What is required
Every line below that holds the string "JSON" should be copied out.

Extracts from a graphics dataset

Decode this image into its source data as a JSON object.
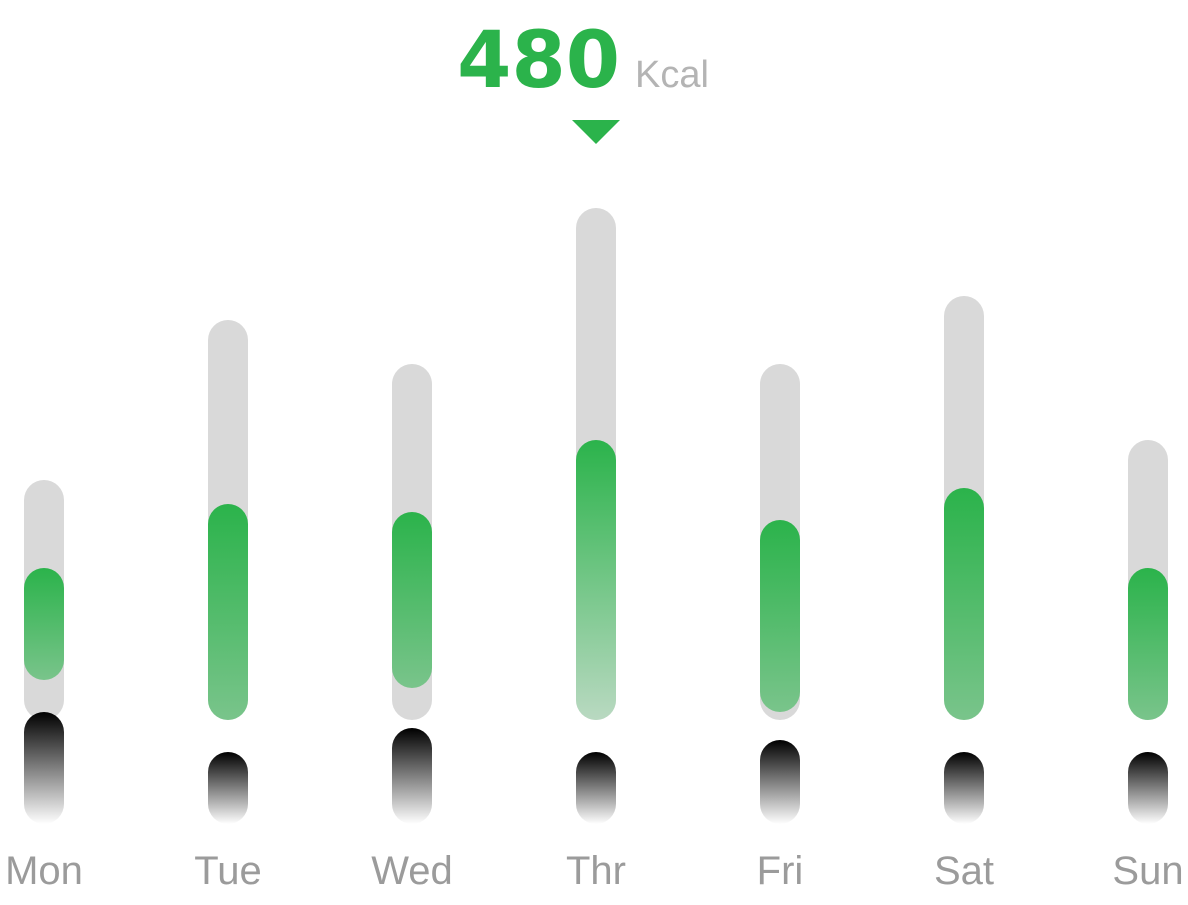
{
  "selected": {
    "day": "Thr",
    "value": "480",
    "unit": "Kcal"
  },
  "chart_data": {
    "type": "bar",
    "categories": [
      "Mon",
      "Tue",
      "Wed",
      "Thr",
      "Fri",
      "Sat",
      "Sun"
    ],
    "series": [
      {
        "name": "",
        "role": "target",
        "values": [
          240,
          400,
          356,
          512,
          356,
          424,
          280
        ]
      },
      {
        "name": "",
        "role": "burned",
        "values": [
          112,
          216,
          176,
          280,
          192,
          232,
          152
        ]
      },
      {
        "name": "",
        "role": "lower",
        "values": [
          112,
          72,
          96,
          72,
          84,
          72,
          72
        ]
      }
    ],
    "highlight_index": 3,
    "colors": {
      "accent": "#2bb34b",
      "track": "#d9d9d9",
      "label": "#9b9b9b",
      "lower_top": "#000000",
      "lower_bottom": "#ffffff"
    },
    "grid": false,
    "legend": "none",
    "xlabel": "",
    "ylabel": ""
  }
}
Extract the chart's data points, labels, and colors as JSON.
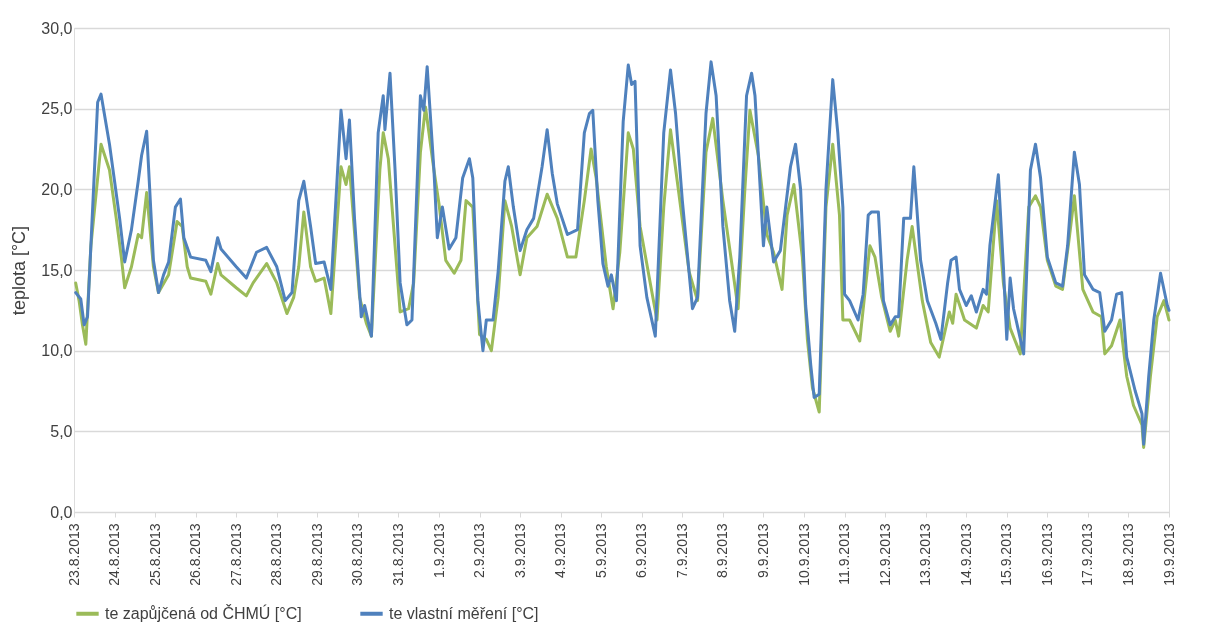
{
  "chart_data": {
    "type": "line",
    "ylabel": "teplota [°C]",
    "xlim": [
      "2013-08-23",
      "2013-09-19"
    ],
    "xticks": [
      {
        "value": "2013-08-23",
        "label": "23.8.2013"
      },
      {
        "value": "2013-08-24",
        "label": "24.8.2013"
      },
      {
        "value": "2013-08-25",
        "label": "25.8.2013"
      },
      {
        "value": "2013-08-26",
        "label": "26.8.2013"
      },
      {
        "value": "2013-08-27",
        "label": "27.8.2013"
      },
      {
        "value": "2013-08-28",
        "label": "28.8.2013"
      },
      {
        "value": "2013-08-29",
        "label": "29.8.2013"
      },
      {
        "value": "2013-08-30",
        "label": "30.8.2013"
      },
      {
        "value": "2013-08-31",
        "label": "31.8.2013"
      },
      {
        "value": "2013-09-01",
        "label": "1.9.2013"
      },
      {
        "value": "2013-09-02",
        "label": "2.9.2013"
      },
      {
        "value": "2013-09-03",
        "label": "3.9.2013"
      },
      {
        "value": "2013-09-04",
        "label": "4.9.2013"
      },
      {
        "value": "2013-09-05",
        "label": "5.9.2013"
      },
      {
        "value": "2013-09-06",
        "label": "6.9.2013"
      },
      {
        "value": "2013-09-07",
        "label": "7.9.2013"
      },
      {
        "value": "2013-09-08",
        "label": "8.9.2013"
      },
      {
        "value": "2013-09-09",
        "label": "9.9.2013"
      },
      {
        "value": "2013-09-10",
        "label": "10.9.2013"
      },
      {
        "value": "2013-09-11",
        "label": "11.9.2013"
      },
      {
        "value": "2013-09-12",
        "label": "12.9.2013"
      },
      {
        "value": "2013-09-13",
        "label": "13.9.2013"
      },
      {
        "value": "2013-09-14",
        "label": "14.9.2013"
      },
      {
        "value": "2013-09-15",
        "label": "15.9.2013"
      },
      {
        "value": "2013-09-16",
        "label": "16.9.2013"
      },
      {
        "value": "2013-09-17",
        "label": "17.9.2013"
      },
      {
        "value": "2013-09-18",
        "label": "18.9.2013"
      },
      {
        "value": "2013-09-19",
        "label": "19.9.2013"
      }
    ],
    "ylim": [
      0,
      30
    ],
    "yticks": [
      {
        "value": 0,
        "label": "0,0"
      },
      {
        "value": 5,
        "label": "5,0"
      },
      {
        "value": 10,
        "label": "10,0"
      },
      {
        "value": 15,
        "label": "15,0"
      },
      {
        "value": 20,
        "label": "20,0"
      },
      {
        "value": 25,
        "label": "25,0"
      },
      {
        "value": 30,
        "label": "30,0"
      }
    ],
    "grid": "y",
    "legend": "bottom",
    "line_style": "solid",
    "marker": "none",
    "series": [
      {
        "name": "te zapůjčená od ČHMÚ [°C]",
        "color": "#9bbb59",
        "x": [
          "2013-08-23T01:00",
          "2013-08-23T03:00",
          "2013-08-23T05:00",
          "2013-08-23T07:00",
          "2013-08-23T10:00",
          "2013-08-23T16:00",
          "2013-08-23T21:00",
          "2013-08-24T01:00",
          "2013-08-24T04:00",
          "2013-08-24T06:00",
          "2013-08-24T10:00",
          "2013-08-24T14:00",
          "2013-08-24T16:00",
          "2013-08-24T19:00",
          "2013-08-24T23:00",
          "2013-08-25T02:00",
          "2013-08-25T08:00",
          "2013-08-25T13:00",
          "2013-08-25T16:00",
          "2013-08-25T19:00",
          "2013-08-25T21:00",
          "2013-08-26T06:00",
          "2013-08-26T09:00",
          "2013-08-26T13:00",
          "2013-08-26T15:00",
          "2013-08-27T00:00",
          "2013-08-27T06:00",
          "2013-08-27T10:00",
          "2013-08-27T18:00",
          "2013-08-28T00:00",
          "2013-08-28T06:00",
          "2013-08-28T10:00",
          "2013-08-28T13:00",
          "2013-08-28T16:00",
          "2013-08-28T20:00",
          "2013-08-28T23:00",
          "2013-08-29T04:00",
          "2013-08-29T08:00",
          "2013-08-29T14:00",
          "2013-08-29T17:00",
          "2013-08-29T19:00",
          "2013-08-30T01:00",
          "2013-08-30T05:00",
          "2013-08-30T08:00",
          "2013-08-30T13:00",
          "2013-08-30T15:00",
          "2013-08-30T18:00",
          "2013-08-30T22:00",
          "2013-08-31T01:00",
          "2013-08-31T06:00",
          "2013-08-31T09:00",
          "2013-08-31T13:00",
          "2013-08-31T16:00",
          "2013-08-31T21:00",
          "2013-09-01T00:00",
          "2013-09-01T04:00",
          "2013-09-01T09:00",
          "2013-09-01T13:00",
          "2013-09-01T16:00",
          "2013-09-01T20:00",
          "2013-09-02T00:00",
          "2013-09-02T04:00",
          "2013-09-02T07:00",
          "2013-09-02T11:00",
          "2013-09-02T15:00",
          "2013-09-02T19:00",
          "2013-09-03T00:00",
          "2013-09-03T04:00",
          "2013-09-03T10:00",
          "2013-09-03T16:00",
          "2013-09-03T22:00",
          "2013-09-04T04:00",
          "2013-09-04T09:00",
          "2013-09-04T14:00",
          "2013-09-04T18:00",
          "2013-09-04T21:00",
          "2013-09-05T03:00",
          "2013-09-05T07:00",
          "2013-09-05T11:00",
          "2013-09-05T16:00",
          "2013-09-05T19:00",
          "2013-09-05T23:00",
          "2013-09-06T05:00",
          "2013-09-06T09:00",
          "2013-09-06T13:00",
          "2013-09-06T17:00",
          "2013-09-06T21:00",
          "2013-09-07T04:00",
          "2013-09-07T09:00",
          "2013-09-07T14:00",
          "2013-09-07T18:00",
          "2013-09-08T00:00",
          "2013-09-08T05:00",
          "2013-09-08T09:00",
          "2013-09-08T13:00",
          "2013-09-08T16:00",
          "2013-09-08T21:00",
          "2013-09-09T02:00",
          "2013-09-09T06:00",
          "2013-09-09T11:00",
          "2013-09-09T14:00",
          "2013-09-09T18:00",
          "2013-09-09T23:00",
          "2013-09-10T02:00",
          "2013-09-10T05:00",
          "2013-09-10T09:00",
          "2013-09-10T13:00",
          "2013-09-10T17:00",
          "2013-09-10T21:00",
          "2013-09-10T23:00",
          "2013-09-11T03:00",
          "2013-09-11T09:00",
          "2013-09-11T15:00",
          "2013-09-11T18:00",
          "2013-09-11T22:00",
          "2013-09-12T03:00",
          "2013-09-12T06:00",
          "2013-09-12T08:00",
          "2013-09-12T13:00",
          "2013-09-12T16:00",
          "2013-09-12T22:00",
          "2013-09-13T03:00",
          "2013-09-13T08:00",
          "2013-09-13T14:00",
          "2013-09-13T16:00",
          "2013-09-13T18:00",
          "2013-09-13T23:00",
          "2013-09-14T06:00",
          "2013-09-14T10:00",
          "2013-09-14T13:00",
          "2013-09-14T18:00",
          "2013-09-14T22:00",
          "2013-09-15T02:00",
          "2013-09-15T08:00",
          "2013-09-15T13:00",
          "2013-09-15T17:00",
          "2013-09-15T20:00",
          "2013-09-16T00:00",
          "2013-09-16T05:00",
          "2013-09-16T09:00",
          "2013-09-16T13:00",
          "2013-09-16T16:00",
          "2013-09-16T21:00",
          "2013-09-17T03:00",
          "2013-09-17T08:00",
          "2013-09-17T10:00",
          "2013-09-17T14:00",
          "2013-09-17T19:00",
          "2013-09-17T23:00",
          "2013-09-18T03:00",
          "2013-09-18T08:00",
          "2013-09-18T09:00",
          "2013-09-18T13:00",
          "2013-09-18T17:00",
          "2013-09-18T21:00",
          "2013-09-19T00:00"
        ],
        "values": [
          14.2,
          13.1,
          11.6,
          10.4,
          16.5,
          22.8,
          21.2,
          18.2,
          15.8,
          13.9,
          15.2,
          17.2,
          17.0,
          19.8,
          15.2,
          13.6,
          14.7,
          18.0,
          17.7,
          15.2,
          14.5,
          14.3,
          13.5,
          15.4,
          14.7,
          13.9,
          13.4,
          14.2,
          15.4,
          14.2,
          12.3,
          13.3,
          15.2,
          18.6,
          15.2,
          14.3,
          14.5,
          12.3,
          21.4,
          20.3,
          21.4,
          13.3,
          11.7,
          10.9,
          21.2,
          23.5,
          21.9,
          16.5,
          12.4,
          12.6,
          14.2,
          22.3,
          25.1,
          21.2,
          19.1,
          15.6,
          14.8,
          15.6,
          19.3,
          18.9,
          11.0,
          10.7,
          10.0,
          13.3,
          19.3,
          17.7,
          14.7,
          17.0,
          17.7,
          19.7,
          18.2,
          15.8,
          15.8,
          19.3,
          22.5,
          20.7,
          15.2,
          12.6,
          16.1,
          23.5,
          22.5,
          17.7,
          14.2,
          11.9,
          18.9,
          23.7,
          20.5,
          14.9,
          13.1,
          22.3,
          24.4,
          19.3,
          15.6,
          12.6,
          20.0,
          24.9,
          22.1,
          17.2,
          16.1,
          13.8,
          18.4,
          20.3,
          15.8,
          10.7,
          7.7,
          6.2,
          18.9,
          22.8,
          18.4,
          11.9,
          11.9,
          10.6,
          16.5,
          15.8,
          13.3,
          11.2,
          11.9,
          10.9,
          15.6,
          17.7,
          13.1,
          10.5,
          9.6,
          12.4,
          11.7,
          13.5,
          11.9,
          11.4,
          12.8,
          12.4,
          19.3,
          14.2,
          11.4,
          9.8,
          18.9,
          19.6,
          18.9,
          15.6,
          14.0,
          13.8,
          17.0,
          19.6,
          13.8,
          12.4,
          12.1,
          9.8,
          10.3,
          11.9,
          8.4,
          6.6,
          5.4,
          4.0,
          8.4,
          12.1,
          13.1,
          11.9
        ]
      },
      {
        "name": "te vlastní měření [°C]",
        "color": "#4f81bd",
        "x": [
          "2013-08-23T01:00",
          "2013-08-23T04:00",
          "2013-08-23T06:00",
          "2013-08-23T08:00",
          "2013-08-23T14:00",
          "2013-08-23T16:00",
          "2013-08-23T21:00",
          "2013-08-24T00:00",
          "2013-08-24T03:00",
          "2013-08-24T06:00",
          "2013-08-24T10:00",
          "2013-08-24T14:00",
          "2013-08-24T16:00",
          "2013-08-24T19:00",
          "2013-08-24T23:00",
          "2013-08-25T02:00",
          "2013-08-25T05:00",
          "2013-08-25T08:00",
          "2013-08-25T12:00",
          "2013-08-25T15:00",
          "2013-08-25T17:00",
          "2013-08-25T21:00",
          "2013-08-26T06:00",
          "2013-08-26T09:00",
          "2013-08-26T13:00",
          "2013-08-26T15:00",
          "2013-08-27T00:00",
          "2013-08-27T06:00",
          "2013-08-27T12:00",
          "2013-08-27T18:00",
          "2013-08-28T00:00",
          "2013-08-28T05:00",
          "2013-08-28T09:00",
          "2013-08-28T13:00",
          "2013-08-28T16:00",
          "2013-08-28T20:00",
          "2013-08-28T23:00",
          "2013-08-29T04:00",
          "2013-08-29T08:00",
          "2013-08-29T14:00",
          "2013-08-29T17:00",
          "2013-08-29T19:00",
          "2013-08-29T22:00",
          "2013-08-30T02:00",
          "2013-08-30T04:00",
          "2013-08-30T08:00",
          "2013-08-30T12:00",
          "2013-08-30T15:00",
          "2013-08-30T16:00",
          "2013-08-30T19:00",
          "2013-08-30T22:00",
          "2013-08-31T01:00",
          "2013-08-31T05:00",
          "2013-08-31T08:00",
          "2013-08-31T13:00",
          "2013-08-31T15:00",
          "2013-08-31T17:00",
          "2013-08-31T21:00",
          "2013-08-31T23:00",
          "2013-09-01T02:00",
          "2013-09-01T06:00",
          "2013-09-01T10:00",
          "2013-09-01T14:00",
          "2013-09-01T18:00",
          "2013-09-01T20:00",
          "2013-09-01T23:00",
          "2013-09-02T02:00",
          "2013-09-02T04:00",
          "2013-09-02T08:00",
          "2013-09-02T11:00",
          "2013-09-02T15:00",
          "2013-09-02T17:00",
          "2013-09-02T20:00",
          "2013-09-03T00:00",
          "2013-09-03T04:00",
          "2013-09-03T08:00",
          "2013-09-03T13:00",
          "2013-09-03T16:00",
          "2013-09-03T19:00",
          "2013-09-03T22:00",
          "2013-09-04T04:00",
          "2013-09-04T10:00",
          "2013-09-04T14:00",
          "2013-09-04T17:00",
          "2013-09-04T19:00",
          "2013-09-04T22:00",
          "2013-09-05T01:00",
          "2013-09-05T04:00",
          "2013-09-05T06:00",
          "2013-09-05T09:00",
          "2013-09-05T13:00",
          "2013-09-05T16:00",
          "2013-09-05T18:00",
          "2013-09-05T20:00",
          "2013-09-05T23:00",
          "2013-09-06T03:00",
          "2013-09-06T08:00",
          "2013-09-06T13:00",
          "2013-09-06T17:00",
          "2013-09-06T20:00",
          "2013-09-07T00:00",
          "2013-09-07T06:00",
          "2013-09-07T09:00",
          "2013-09-07T14:00",
          "2013-09-07T17:00",
          "2013-09-07T20:00",
          "2013-09-08T00:00",
          "2013-09-08T04:00",
          "2013-09-08T07:00",
          "2013-09-08T10:00",
          "2013-09-08T14:00",
          "2013-09-08T17:00",
          "2013-09-08T19:00",
          "2013-09-09T00:00",
          "2013-09-09T02:00",
          "2013-09-09T06:00",
          "2013-09-09T10:00",
          "2013-09-09T16:00",
          "2013-09-09T19:00",
          "2013-09-09T22:00",
          "2013-09-10T01:00",
          "2013-09-10T04:00",
          "2013-09-10T06:00",
          "2013-09-10T09:00",
          "2013-09-10T13:00",
          "2013-09-10T17:00",
          "2013-09-10T20:00",
          "2013-09-10T23:00",
          "2013-09-11T00:00",
          "2013-09-11T03:00",
          "2013-09-11T08:00",
          "2013-09-11T11:00",
          "2013-09-11T14:00",
          "2013-09-11T16:00",
          "2013-09-11T20:00",
          "2013-09-11T23:00",
          "2013-09-12T03:00",
          "2013-09-12T06:00",
          "2013-09-12T08:00",
          "2013-09-12T11:00",
          "2013-09-12T15:00",
          "2013-09-12T17:00",
          "2013-09-12T21:00",
          "2013-09-13T01:00",
          "2013-09-13T06:00",
          "2013-09-13T09:00",
          "2013-09-13T13:00",
          "2013-09-13T15:00",
          "2013-09-13T18:00",
          "2013-09-13T20:00",
          "2013-09-14T00:00",
          "2013-09-14T03:00",
          "2013-09-14T06:00",
          "2013-09-14T10:00",
          "2013-09-14T12:00",
          "2013-09-14T14:00",
          "2013-09-14T19:00",
          "2013-09-14T22:00",
          "2013-09-15T00:00",
          "2013-09-15T02:00",
          "2013-09-15T04:00",
          "2013-09-15T10:00",
          "2013-09-15T14:00",
          "2013-09-15T17:00",
          "2013-09-15T20:00",
          "2013-09-16T00:00",
          "2013-09-16T05:00",
          "2013-09-16T09:00",
          "2013-09-16T12:00",
          "2013-09-16T16:00",
          "2013-09-16T19:00",
          "2013-09-16T22:00",
          "2013-09-17T03:00",
          "2013-09-17T07:00",
          "2013-09-17T10:00",
          "2013-09-17T14:00",
          "2013-09-17T17:00",
          "2013-09-17T20:00",
          "2013-09-17T23:00",
          "2013-09-18T04:00",
          "2013-09-18T08:00",
          "2013-09-18T09:00",
          "2013-09-18T12:00",
          "2013-09-18T15:00",
          "2013-09-18T19:00",
          "2013-09-18T23:00",
          "2013-09-19T00:00"
        ],
        "values": [
          13.6,
          13.2,
          11.6,
          12.1,
          25.4,
          25.9,
          22.8,
          20.5,
          18.2,
          15.5,
          17.5,
          20.5,
          22.1,
          23.6,
          15.6,
          13.6,
          14.7,
          15.5,
          18.9,
          19.4,
          17.0,
          15.8,
          15.6,
          14.9,
          17.0,
          16.3,
          15.2,
          14.5,
          16.1,
          16.4,
          15.2,
          13.1,
          13.6,
          19.3,
          20.5,
          17.7,
          15.4,
          15.5,
          13.8,
          24.9,
          21.9,
          24.3,
          18.2,
          12.1,
          12.8,
          10.9,
          23.5,
          25.8,
          23.7,
          27.2,
          21.2,
          14.2,
          11.6,
          11.9,
          25.8,
          24.9,
          27.6,
          21.2,
          17.0,
          18.9,
          16.3,
          17.0,
          20.7,
          21.9,
          20.7,
          13.1,
          10.0,
          11.9,
          11.9,
          14.9,
          20.5,
          21.4,
          18.9,
          16.2,
          17.5,
          18.2,
          21.4,
          23.7,
          21.0,
          19.1,
          17.2,
          17.5,
          23.5,
          24.7,
          24.9,
          19.3,
          15.4,
          14.0,
          14.7,
          13.1,
          24.2,
          27.7,
          26.5,
          26.7,
          16.5,
          13.3,
          10.9,
          23.5,
          27.4,
          24.7,
          19.3,
          12.6,
          13.3,
          24.7,
          27.9,
          25.8,
          17.7,
          13.1,
          11.2,
          15.8,
          25.8,
          27.2,
          25.8,
          16.5,
          18.9,
          15.5,
          16.2,
          21.4,
          22.8,
          20.0,
          12.8,
          9.1,
          7.1,
          7.3,
          20.0,
          26.8,
          23.5,
          18.9,
          13.5,
          13.1,
          11.9,
          13.5,
          18.4,
          18.6,
          18.6,
          13.1,
          11.6,
          12.1,
          12.1,
          18.2,
          18.2,
          21.4,
          15.6,
          13.1,
          11.7,
          10.7,
          14.2,
          15.6,
          15.8,
          13.8,
          12.8,
          13.4,
          12.4,
          13.8,
          13.5,
          16.5,
          20.9,
          15.2,
          10.7,
          14.5,
          12.6,
          9.8,
          21.2,
          22.8,
          20.7,
          15.8,
          14.2,
          14.0,
          16.5,
          22.3,
          20.3,
          14.7,
          13.8,
          13.6,
          11.2,
          11.9,
          13.5,
          13.6,
          9.6,
          7.5,
          6.1,
          4.2,
          8.4,
          11.9,
          14.8,
          12.8,
          12.5
        ]
      }
    ]
  }
}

Correct result
Decode this image into its source data as a JSON object.
Extract the chart's data points, labels, and colors as JSON.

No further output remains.